▶ [PROVIDED RECORDS]:

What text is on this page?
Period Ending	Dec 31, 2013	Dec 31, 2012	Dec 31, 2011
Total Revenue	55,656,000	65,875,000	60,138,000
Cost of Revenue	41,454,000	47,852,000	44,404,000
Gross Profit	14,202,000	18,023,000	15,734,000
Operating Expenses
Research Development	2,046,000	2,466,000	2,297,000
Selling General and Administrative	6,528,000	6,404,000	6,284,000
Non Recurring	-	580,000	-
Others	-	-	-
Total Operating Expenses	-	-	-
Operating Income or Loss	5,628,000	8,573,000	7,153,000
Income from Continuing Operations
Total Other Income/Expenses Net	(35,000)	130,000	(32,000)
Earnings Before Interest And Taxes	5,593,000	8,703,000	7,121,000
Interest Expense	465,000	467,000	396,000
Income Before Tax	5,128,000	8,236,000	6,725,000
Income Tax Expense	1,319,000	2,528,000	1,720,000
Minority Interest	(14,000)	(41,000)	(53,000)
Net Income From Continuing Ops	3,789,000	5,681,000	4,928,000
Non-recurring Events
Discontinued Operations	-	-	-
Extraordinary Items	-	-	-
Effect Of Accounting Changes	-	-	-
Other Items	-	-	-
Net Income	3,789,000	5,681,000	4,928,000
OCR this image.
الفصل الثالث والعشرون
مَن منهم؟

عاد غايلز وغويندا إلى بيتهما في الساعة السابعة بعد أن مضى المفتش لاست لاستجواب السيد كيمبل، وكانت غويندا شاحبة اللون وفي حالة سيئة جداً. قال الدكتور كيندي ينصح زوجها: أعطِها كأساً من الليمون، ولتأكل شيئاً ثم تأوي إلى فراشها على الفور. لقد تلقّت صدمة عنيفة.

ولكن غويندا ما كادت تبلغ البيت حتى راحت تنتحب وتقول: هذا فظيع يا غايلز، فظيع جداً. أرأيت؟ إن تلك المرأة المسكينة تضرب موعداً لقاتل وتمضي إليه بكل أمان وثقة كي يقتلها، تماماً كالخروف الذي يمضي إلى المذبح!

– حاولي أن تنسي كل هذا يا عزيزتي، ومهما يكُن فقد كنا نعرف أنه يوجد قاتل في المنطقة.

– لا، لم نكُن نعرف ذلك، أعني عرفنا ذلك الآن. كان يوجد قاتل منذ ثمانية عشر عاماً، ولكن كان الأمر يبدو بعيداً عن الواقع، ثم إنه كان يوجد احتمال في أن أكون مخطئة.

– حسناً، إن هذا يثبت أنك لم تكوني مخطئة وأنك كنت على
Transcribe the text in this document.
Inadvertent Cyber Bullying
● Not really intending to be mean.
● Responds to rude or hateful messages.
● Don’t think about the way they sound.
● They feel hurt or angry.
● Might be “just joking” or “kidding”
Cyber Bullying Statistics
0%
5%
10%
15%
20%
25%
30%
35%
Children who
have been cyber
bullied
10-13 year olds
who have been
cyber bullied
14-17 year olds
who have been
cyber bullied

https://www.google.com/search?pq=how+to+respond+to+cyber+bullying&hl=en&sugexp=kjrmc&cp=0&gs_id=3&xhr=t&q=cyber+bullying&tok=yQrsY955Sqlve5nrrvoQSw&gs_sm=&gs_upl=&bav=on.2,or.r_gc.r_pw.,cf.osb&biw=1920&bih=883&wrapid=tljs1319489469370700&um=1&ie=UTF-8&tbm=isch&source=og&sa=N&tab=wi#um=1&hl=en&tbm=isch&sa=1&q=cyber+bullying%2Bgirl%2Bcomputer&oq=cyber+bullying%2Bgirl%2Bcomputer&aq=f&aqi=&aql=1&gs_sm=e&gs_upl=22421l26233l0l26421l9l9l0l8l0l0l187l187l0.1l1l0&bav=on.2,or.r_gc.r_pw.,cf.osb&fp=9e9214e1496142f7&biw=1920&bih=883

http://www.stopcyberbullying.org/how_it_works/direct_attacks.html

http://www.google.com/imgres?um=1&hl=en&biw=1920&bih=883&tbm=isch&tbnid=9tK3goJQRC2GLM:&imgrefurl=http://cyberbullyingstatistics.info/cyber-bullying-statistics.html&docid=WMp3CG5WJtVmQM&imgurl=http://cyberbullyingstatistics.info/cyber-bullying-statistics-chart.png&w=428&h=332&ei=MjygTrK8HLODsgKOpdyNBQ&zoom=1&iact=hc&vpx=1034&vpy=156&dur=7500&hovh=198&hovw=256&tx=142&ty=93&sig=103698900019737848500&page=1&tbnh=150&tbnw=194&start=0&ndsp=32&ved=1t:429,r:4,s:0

▶ [WHAT IS EXPECTED]:
Retype every entry above, word for word.

▶ [RESULT OF THE EXERCISE]:
What text is on this page?
Period Ending	Dec 31, 2013	Dec 31, 2012	Dec 31, 2011
Total Revenue	55,656,000	65,875,000	60,138,000
Cost of Revenue	41,454,000	47,852,000	44,404,000
Gross Profit	14,202,000	18,023,000	15,734,000
Operating Expenses
Research Development	2,046,000	2,466,000	2,297,000
Selling General and Administrative	6,528,000	6,404,000	6,284,000
Non Recurring	-	580,000	-
Others	-	-	-
Total Operating Expenses	-	-	-
Operating Income or Loss	5,628,000	8,573,000	7,153,000
Income from Continuing Operations
Total Other Income/Expenses Net	(35,000)	130,000	(32,000)
Earnings Before Interest And Taxes	5,593,000	8,703,000	7,121,000
Interest Expense	465,000	467,000	396,000
Income Before Tax	5,128,000	8,236,000	6,725,000
Income Tax Expense	1,319,000	2,528,000	1,720,000
Minority Interest	(14,000)	(41,000)	(53,000)
Net Income From Continuing Ops	3,789,000	5,681,000	4,928,000
Non-recurring Events
Discontinued Operations	-	-	-
Extraordinary Items	-	-	-
Effect Of Accounting Changes	-	-	-
Other Items	-	-	-
Net Income	3,789,000	5,681,000	4,928,000
OCR this image.
الفصل الثالث والعشرون
مَن منهم؟

عاد غايلز وغويندا إلى بيتهما في الساعة السابعة بعد أن مضى المفتش لاست لاستجواب السيد كيمبل، وكانت غويندا شاحبة اللون وفي حالة سيئة جداً. قال الدكتور كيندي ينصح زوجها: أعطِها كأساً من الليمون، ولتأكل شيئاً ثم تأوي إلى فراشها على الفور. لقد تلقّت صدمة عنيفة.

ولكن غويندا ما كادت تبلغ البيت حتى راحت تنتحب وتقول: هذا فظيع يا غايلز، فظيع جداً. أرأيت؟ إن تلك المرأة المسكينة تضرب موعداً لقاتل وتمضي إليه بكل أمان وثقة كي يقتلها، تماماً كالخروف الذي يمضي إلى المذبح!

– حاولي أن تنسي كل هذا يا عزيزتي، ومهما يكُن فقد كنا نعرف أنه يوجد قاتل في المنطقة.

– لا، لم نكُن نعرف ذلك، أعني عرفنا ذلك الآن. كان يوجد قاتل منذ ثمانية عشر عاماً، ولكن كان الأمر يبدو بعيداً عن الواقع، ثم إنه كان يوجد احتمال في أن أكون مخطئة.

– حسناً، إن هذا يثبت أنك لم تكوني مخطئة وأنك كنت على
Transcribe the text in this document.
Inadvertent Cyber Bullying
● Not really intending to be mean.
● Responds to rude or hateful messages.
● Don’t think about the way they sound.
● They feel hurt or angry.
● Might be “just joking” or “kidding”
Cyber Bullying Statistics
0%
5%
10%
15%
20%
25%
30%
35%
Children who
have been cyber
bullied
10-13 year olds
who have been
cyber bullied
14-17 year olds
who have been
cyber bullied

https://www.google.com/search?pq=how+to+respond+to+cyber+bullying&hl=en&sugexp=kjrmc&cp=0&gs_id=3&xhr=t&q=cyber+bullying&tok=yQrsY955Sqlve5nrrvoQSw&gs_sm=&gs_upl=&bav=on.2,or.r_gc.r_pw.,cf.osb&biw=1920&bih=883&wrapid=tljs1319489469370700&um=1&ie=UTF-8&tbm=isch&source=og&sa=N&tab=wi#um=1&hl=en&tbm=isch&sa=1&q=cyber+bullying%2Bgirl%2Bcomputer&oq=cyber+bullying%2Bgirl%2Bcomputer&aq=f&aqi=&aql=1&gs_sm=e&gs_upl=22421l26233l0l26421l9l9l0l8l0l0l187l187l0.1l1l0&bav=on.2,or.r_gc.r_pw.,cf.osb&fp=9e9214e1496142f7&biw=1920&bih=883

http://www.stopcyberbullying.org/how_it_works/direct_attacks.html

http://www.google.com/imgres?um=1&hl=en&biw=1920&bih=883&tbm=isch&tbnid=9tK3goJQRC2GLM:&imgrefurl=http://cyberbullyingstatistics.info/cyber-bullying-statistics.html&docid=WMp3CG5WJtVmQM&imgurl=http://cyberbullyingstatistics.info/cyber-bullying-statistics-chart.png&w=428&h=332&ei=MjygTrK8HLODsgKOpdyNBQ&zoom=1&iact=hc&vpx=1034&vpy=156&dur=7500&hovh=198&hovw=256&tx=142&ty=93&sig=103698900019737848500&page=1&tbnh=150&tbnw=194&start=0&ndsp=32&ved=1t:429,r:4,s:0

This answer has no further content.